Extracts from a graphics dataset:

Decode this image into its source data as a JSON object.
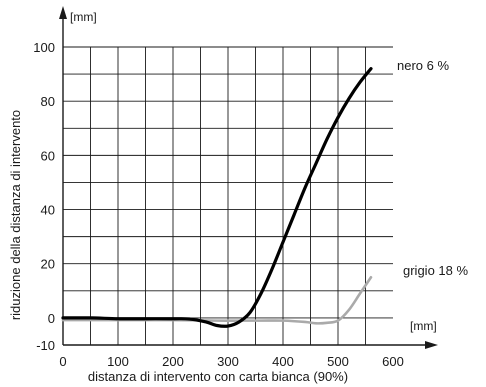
{
  "chart_data": {
    "type": "line",
    "title": "",
    "xlabel": "distanza di intervento con carta bianca (90%)",
    "ylabel": "riduzione della distanza di intervento",
    "x_unit": "[mm]",
    "y_unit": "[mm]",
    "xlim": [
      0,
      600
    ],
    "ylim": [
      -10,
      100
    ],
    "x_ticks": [
      0,
      100,
      200,
      300,
      400,
      500,
      600
    ],
    "y_ticks": [
      -10,
      0,
      20,
      40,
      60,
      80,
      100
    ],
    "x_tick_labels": [
      "0",
      "100",
      "200",
      "300",
      "400",
      "500",
      "600"
    ],
    "y_tick_labels": [
      "-10",
      "0",
      "20",
      "40",
      "60",
      "80",
      "100"
    ],
    "grid": true,
    "grid_step_x": 50,
    "grid_step_y": 10,
    "series": [
      {
        "name": "nero 6 %",
        "color": "#000000",
        "x": [
          0,
          50,
          100,
          150,
          200,
          230,
          260,
          280,
          300,
          320,
          340,
          360,
          380,
          400,
          420,
          440,
          460,
          480,
          500,
          520,
          540,
          560
        ],
        "y": [
          0,
          0,
          -0.3,
          -0.3,
          -0.3,
          -0.4,
          -1.5,
          -2.8,
          -3,
          -1.5,
          2,
          9,
          18,
          28,
          38,
          48,
          57,
          66,
          74,
          81,
          87,
          92
        ]
      },
      {
        "name": "grigio 18 %",
        "color": "#aaaaaa",
        "x": [
          0,
          100,
          200,
          280,
          320,
          360,
          400,
          440,
          460,
          480,
          500,
          520,
          540,
          560
        ],
        "y": [
          -0.8,
          -0.8,
          -0.8,
          -1,
          -1,
          -1,
          -1,
          -1.5,
          -2,
          -1.8,
          -1,
          3,
          9,
          15
        ]
      }
    ]
  }
}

(WORK INSTRUCTIONS): Return the listing above in full and without alteration, excluding its pictures.

(RESPONSE):
Decode this image into its source data as a JSON object.
{
  "chart_data": {
    "type": "line",
    "title": "",
    "xlabel": "distanza di intervento con carta bianca (90%)",
    "ylabel": "riduzione della distanza di intervento",
    "x_unit": "[mm]",
    "y_unit": "[mm]",
    "xlim": [
      0,
      600
    ],
    "ylim": [
      -10,
      100
    ],
    "x_ticks": [
      0,
      100,
      200,
      300,
      400,
      500,
      600
    ],
    "y_ticks": [
      -10,
      0,
      20,
      40,
      60,
      80,
      100
    ],
    "x_tick_labels": [
      "0",
      "100",
      "200",
      "300",
      "400",
      "500",
      "600"
    ],
    "y_tick_labels": [
      "-10",
      "0",
      "20",
      "40",
      "60",
      "80",
      "100"
    ],
    "grid": true,
    "grid_step_x": 50,
    "grid_step_y": 10,
    "series": [
      {
        "name": "nero 6 %",
        "color": "#000000",
        "x": [
          0,
          50,
          100,
          150,
          200,
          230,
          260,
          280,
          300,
          320,
          340,
          360,
          380,
          400,
          420,
          440,
          460,
          480,
          500,
          520,
          540,
          560
        ],
        "y": [
          0,
          0,
          -0.3,
          -0.3,
          -0.3,
          -0.4,
          -1.5,
          -2.8,
          -3,
          -1.5,
          2,
          9,
          18,
          28,
          38,
          48,
          57,
          66,
          74,
          81,
          87,
          92
        ]
      },
      {
        "name": "grigio 18 %",
        "color": "#aaaaaa",
        "x": [
          0,
          100,
          200,
          280,
          320,
          360,
          400,
          440,
          460,
          480,
          500,
          520,
          540,
          560
        ],
        "y": [
          -0.8,
          -0.8,
          -0.8,
          -1,
          -1,
          -1,
          -1,
          -1.5,
          -2,
          -1.8,
          -1,
          3,
          9,
          15
        ]
      }
    ]
  }
}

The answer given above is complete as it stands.